◆ **Task instructions**: Find the word "prendre" in the data. Return every line where it appears.

◆ **Given entries**:
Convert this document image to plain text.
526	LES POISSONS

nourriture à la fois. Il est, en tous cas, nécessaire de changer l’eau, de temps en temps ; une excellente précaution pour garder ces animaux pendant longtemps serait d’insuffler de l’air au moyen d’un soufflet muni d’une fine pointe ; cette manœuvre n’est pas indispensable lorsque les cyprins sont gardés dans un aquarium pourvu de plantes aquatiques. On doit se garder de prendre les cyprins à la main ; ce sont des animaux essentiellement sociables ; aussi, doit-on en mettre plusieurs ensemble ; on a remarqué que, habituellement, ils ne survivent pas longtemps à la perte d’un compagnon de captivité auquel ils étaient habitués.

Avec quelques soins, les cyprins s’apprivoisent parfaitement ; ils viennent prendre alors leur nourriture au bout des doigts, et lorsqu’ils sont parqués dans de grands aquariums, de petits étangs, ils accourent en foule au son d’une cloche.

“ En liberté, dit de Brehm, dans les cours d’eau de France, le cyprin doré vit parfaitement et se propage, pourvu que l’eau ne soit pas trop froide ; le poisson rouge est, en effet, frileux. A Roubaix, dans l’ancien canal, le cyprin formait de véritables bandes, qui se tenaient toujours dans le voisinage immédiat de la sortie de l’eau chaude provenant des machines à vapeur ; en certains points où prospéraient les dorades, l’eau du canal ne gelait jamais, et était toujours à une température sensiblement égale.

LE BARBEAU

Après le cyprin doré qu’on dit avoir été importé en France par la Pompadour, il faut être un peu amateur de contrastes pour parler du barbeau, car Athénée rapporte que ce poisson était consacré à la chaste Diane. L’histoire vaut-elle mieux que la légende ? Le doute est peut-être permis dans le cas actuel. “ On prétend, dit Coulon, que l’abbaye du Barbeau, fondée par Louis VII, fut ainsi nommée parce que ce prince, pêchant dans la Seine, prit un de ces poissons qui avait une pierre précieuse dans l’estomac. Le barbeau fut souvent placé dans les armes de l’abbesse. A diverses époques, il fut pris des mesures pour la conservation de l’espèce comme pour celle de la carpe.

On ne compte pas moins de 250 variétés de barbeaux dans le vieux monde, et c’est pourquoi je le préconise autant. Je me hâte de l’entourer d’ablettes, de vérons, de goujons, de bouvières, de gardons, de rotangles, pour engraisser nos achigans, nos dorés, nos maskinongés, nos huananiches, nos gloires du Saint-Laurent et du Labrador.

◆ **Output of the exercise**:
nourriture à la fois. Il est, en tous cas, nécessaire de changer l’eau, de temps en temps ; une excellente précaution pour garder ces animaux pendant longtemps serait d’insuffler de l’air au moyen d’un soufflet muni d’une fine pointe ; cette manœuvre n’est pas indispensable lorsque les cyprins sont gardés dans un aquarium pourvu de plantes aquatiques. On doit se garder de prendre les cyprins à la main ; ce sont des animaux essentiellement sociables ; aussi, doit-on en mettre plusieurs ensemble ; on a remarqué que, habituellement, ils ne survivent pas longtemps à la perte d’un compagnon de captivité auquel ils étaient habitués.
Avec quelques soins, les cyprins s’apprivoisent parfaitement ; ils viennent prendre alors leur nourriture au bout des doigts, et lorsqu’ils sont parqués dans de grands aquariums, de petits étangs, ils accourent en foule au son d’une cloche.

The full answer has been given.